[begin Provided material]
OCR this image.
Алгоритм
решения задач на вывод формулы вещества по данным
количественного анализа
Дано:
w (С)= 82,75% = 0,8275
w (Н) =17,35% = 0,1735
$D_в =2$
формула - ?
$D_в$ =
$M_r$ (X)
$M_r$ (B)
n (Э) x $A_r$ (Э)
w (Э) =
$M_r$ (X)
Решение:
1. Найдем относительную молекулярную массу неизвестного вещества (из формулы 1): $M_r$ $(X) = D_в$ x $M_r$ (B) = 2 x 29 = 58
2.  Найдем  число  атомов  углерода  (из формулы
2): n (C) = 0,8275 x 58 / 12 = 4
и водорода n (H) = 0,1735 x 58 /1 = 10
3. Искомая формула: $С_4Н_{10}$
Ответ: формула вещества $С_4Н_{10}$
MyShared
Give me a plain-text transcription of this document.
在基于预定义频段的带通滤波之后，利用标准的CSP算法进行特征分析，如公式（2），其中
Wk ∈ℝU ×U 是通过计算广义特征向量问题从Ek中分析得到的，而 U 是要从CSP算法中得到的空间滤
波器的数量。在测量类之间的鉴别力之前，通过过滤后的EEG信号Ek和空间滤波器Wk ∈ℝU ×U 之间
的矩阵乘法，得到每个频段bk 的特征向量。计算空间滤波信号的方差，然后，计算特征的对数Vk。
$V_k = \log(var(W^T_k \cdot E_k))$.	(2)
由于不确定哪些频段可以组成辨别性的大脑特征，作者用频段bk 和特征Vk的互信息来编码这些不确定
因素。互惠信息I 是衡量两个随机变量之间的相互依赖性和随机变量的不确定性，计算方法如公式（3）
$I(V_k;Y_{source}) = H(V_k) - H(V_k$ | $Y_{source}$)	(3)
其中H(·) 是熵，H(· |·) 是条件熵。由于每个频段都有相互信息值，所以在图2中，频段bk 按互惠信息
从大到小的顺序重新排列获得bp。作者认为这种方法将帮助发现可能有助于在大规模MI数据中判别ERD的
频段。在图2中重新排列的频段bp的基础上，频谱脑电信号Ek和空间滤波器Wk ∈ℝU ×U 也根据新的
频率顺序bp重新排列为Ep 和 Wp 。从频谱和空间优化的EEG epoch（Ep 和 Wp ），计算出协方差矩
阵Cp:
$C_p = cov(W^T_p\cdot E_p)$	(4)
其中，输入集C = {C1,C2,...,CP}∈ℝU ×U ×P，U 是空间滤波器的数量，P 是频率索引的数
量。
[end Provided material]
> _Requirements_
Give back exactly the lines from the line holding "Give me a plain-text" through the last line of the listing, including both.

> _Expected output_
Give me a plain-text transcription of this document.
在基于预定义频段的带通滤波之后，利用标准的CSP算法进行特征分析，如公式（2），其中
Wk ∈ℝU ×U 是通过计算广义特征向量问题从Ek中分析得到的，而 U 是要从CSP算法中得到的空间滤
波器的数量。在测量类之间的鉴别力之前，通过过滤后的EEG信号Ek和空间滤波器Wk ∈ℝU ×U 之间
的矩阵乘法，得到每个频段bk 的特征向量。计算空间滤波信号的方差，然后，计算特征的对数Vk。
$V_k = \log(var(W^T_k \cdot E_k))$.	(2)
由于不确定哪些频段可以组成辨别性的大脑特征，作者用频段bk 和特征Vk的互信息来编码这些不确定
因素。互惠信息I 是衡量两个随机变量之间的相互依赖性和随机变量的不确定性，计算方法如公式（3）
$I(V_k;Y_{source}) = H(V_k) - H(V_k$ | $Y_{source}$)	(3)
其中H(·) 是熵，H(· |·) 是条件熵。由于每个频段都有相互信息值，所以在图2中，频段bk 按互惠信息
从大到小的顺序重新排列获得bp。作者认为这种方法将帮助发现可能有助于在大规模MI数据中判别ERD的
频段。在图2中重新排列的频段bp的基础上，频谱脑电信号Ek和空间滤波器Wk ∈ℝU ×U 也根据新的
频率顺序bp重新排列为Ep 和 Wp 。从频谱和空间优化的EEG epoch（Ep 和 Wp ），计算出协方差矩
阵Cp:
$C_p = cov(W^T_p\cdot E_p)$	(4)
其中，输入集C = {C1,C2,...,CP}∈ℝU ×U ×P，U 是空间滤波器的数量，P 是频率索引的数
量。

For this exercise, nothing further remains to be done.